- REQUIREMENTS -
Provide the count of lines that hold "Število" and no other output.

==== SUPPLIED DATA

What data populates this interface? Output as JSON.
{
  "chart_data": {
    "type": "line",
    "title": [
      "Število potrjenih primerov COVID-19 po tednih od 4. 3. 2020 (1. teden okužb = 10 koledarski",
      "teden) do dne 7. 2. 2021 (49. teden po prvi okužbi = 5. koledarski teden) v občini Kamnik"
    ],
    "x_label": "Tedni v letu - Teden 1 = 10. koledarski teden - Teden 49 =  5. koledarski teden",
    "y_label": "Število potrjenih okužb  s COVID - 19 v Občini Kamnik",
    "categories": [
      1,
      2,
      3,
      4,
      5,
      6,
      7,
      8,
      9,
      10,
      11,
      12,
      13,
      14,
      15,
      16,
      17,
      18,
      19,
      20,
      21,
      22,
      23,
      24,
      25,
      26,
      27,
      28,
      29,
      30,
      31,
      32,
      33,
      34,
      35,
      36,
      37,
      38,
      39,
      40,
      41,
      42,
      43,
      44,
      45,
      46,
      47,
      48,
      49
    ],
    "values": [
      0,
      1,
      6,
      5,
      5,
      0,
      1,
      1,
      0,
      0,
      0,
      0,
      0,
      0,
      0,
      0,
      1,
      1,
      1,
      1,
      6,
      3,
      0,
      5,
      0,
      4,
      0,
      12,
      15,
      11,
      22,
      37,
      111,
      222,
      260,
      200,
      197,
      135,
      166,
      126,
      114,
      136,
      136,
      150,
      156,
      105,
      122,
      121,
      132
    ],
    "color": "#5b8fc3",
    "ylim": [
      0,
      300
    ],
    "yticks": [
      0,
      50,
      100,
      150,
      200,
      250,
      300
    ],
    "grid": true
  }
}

========

- SOLVED EXERCISE -
2